***** PASSAGE PROVIDED *****
As the last hour of the competition approached, I kept refreshing the leaderboard to see if the final ranking was released. Even though I did not expect much going into this competition, I still hoped that we would do well. When I finally saw that we finished top 3%, I was beyond ecstatic. All the late nights I spent monitoring the training scripts after coming back home from full days of work finally paid off. I am so glad that I decided to participate in this competition, as it gave me the first opportunity to use machine learning techniques to solve real life problems. I hope I will not forget the excitement and joy I felt during this competition in the future and keep exploring the world of artificial intelligence and machine learning.
*****
**DIRECTIONS FOR THIS TASK:** In the competition reflection, what final ranking did the team achieve? The items after the competition reflection are separate material with no connection to it.
***** DATA SUPPLIED *****
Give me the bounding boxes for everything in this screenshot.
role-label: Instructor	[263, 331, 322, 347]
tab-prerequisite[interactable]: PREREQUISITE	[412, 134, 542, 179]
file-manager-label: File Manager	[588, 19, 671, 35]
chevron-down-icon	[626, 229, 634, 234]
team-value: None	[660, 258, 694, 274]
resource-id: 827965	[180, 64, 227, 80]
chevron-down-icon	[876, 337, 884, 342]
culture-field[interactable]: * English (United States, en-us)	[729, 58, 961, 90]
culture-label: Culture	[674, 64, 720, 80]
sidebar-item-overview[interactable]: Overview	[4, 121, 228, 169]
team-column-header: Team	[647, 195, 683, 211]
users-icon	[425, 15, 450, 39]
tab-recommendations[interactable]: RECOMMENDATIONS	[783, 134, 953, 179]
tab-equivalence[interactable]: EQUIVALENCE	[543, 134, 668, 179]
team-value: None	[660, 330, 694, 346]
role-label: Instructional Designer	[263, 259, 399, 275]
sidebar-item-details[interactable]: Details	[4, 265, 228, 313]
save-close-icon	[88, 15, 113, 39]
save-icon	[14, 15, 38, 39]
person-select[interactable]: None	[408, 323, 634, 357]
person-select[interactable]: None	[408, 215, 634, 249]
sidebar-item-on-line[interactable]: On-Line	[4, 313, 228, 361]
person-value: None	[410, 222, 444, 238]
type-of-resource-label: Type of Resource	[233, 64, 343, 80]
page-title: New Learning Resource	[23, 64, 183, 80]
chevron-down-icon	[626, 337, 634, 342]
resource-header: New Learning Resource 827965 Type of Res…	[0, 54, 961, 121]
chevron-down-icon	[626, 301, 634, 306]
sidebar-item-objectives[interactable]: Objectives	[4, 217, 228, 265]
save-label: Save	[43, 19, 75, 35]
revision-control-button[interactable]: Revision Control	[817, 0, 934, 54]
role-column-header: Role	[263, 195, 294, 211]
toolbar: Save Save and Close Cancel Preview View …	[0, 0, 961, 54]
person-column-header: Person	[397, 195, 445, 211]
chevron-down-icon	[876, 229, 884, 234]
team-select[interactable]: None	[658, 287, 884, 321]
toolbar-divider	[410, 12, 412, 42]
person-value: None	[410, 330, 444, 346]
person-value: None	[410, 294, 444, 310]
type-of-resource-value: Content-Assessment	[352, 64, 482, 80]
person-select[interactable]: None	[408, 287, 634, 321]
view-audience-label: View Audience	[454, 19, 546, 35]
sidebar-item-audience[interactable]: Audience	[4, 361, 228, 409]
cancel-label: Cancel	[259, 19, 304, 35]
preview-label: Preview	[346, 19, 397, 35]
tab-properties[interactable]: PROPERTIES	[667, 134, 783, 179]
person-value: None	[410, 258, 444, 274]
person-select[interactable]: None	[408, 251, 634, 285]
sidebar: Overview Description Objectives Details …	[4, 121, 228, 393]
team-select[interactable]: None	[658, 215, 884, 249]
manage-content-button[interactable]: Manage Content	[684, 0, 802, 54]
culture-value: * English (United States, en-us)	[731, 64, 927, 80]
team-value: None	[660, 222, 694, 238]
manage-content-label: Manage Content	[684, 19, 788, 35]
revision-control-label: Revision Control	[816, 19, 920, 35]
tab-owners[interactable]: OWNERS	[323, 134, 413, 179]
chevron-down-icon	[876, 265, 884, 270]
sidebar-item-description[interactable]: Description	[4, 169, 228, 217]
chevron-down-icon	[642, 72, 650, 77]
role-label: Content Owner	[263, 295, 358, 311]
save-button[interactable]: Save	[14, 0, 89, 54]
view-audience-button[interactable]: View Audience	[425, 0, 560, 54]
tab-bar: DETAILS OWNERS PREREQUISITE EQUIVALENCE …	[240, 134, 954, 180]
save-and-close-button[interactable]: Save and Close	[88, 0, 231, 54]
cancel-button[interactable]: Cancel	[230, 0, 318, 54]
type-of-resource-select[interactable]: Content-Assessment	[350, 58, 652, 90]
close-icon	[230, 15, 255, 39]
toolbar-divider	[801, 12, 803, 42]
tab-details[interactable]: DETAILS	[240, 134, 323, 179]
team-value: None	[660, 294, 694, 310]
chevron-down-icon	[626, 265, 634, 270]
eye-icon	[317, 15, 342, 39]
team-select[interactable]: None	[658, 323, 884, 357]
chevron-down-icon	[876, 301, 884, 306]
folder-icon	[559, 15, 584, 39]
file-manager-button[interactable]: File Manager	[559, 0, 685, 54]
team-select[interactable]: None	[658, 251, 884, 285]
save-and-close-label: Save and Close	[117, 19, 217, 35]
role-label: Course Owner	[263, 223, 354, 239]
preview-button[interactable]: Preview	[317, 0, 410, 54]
*****
**SOLUTION TO THE PROBLEM:** The team finished in the top 3%.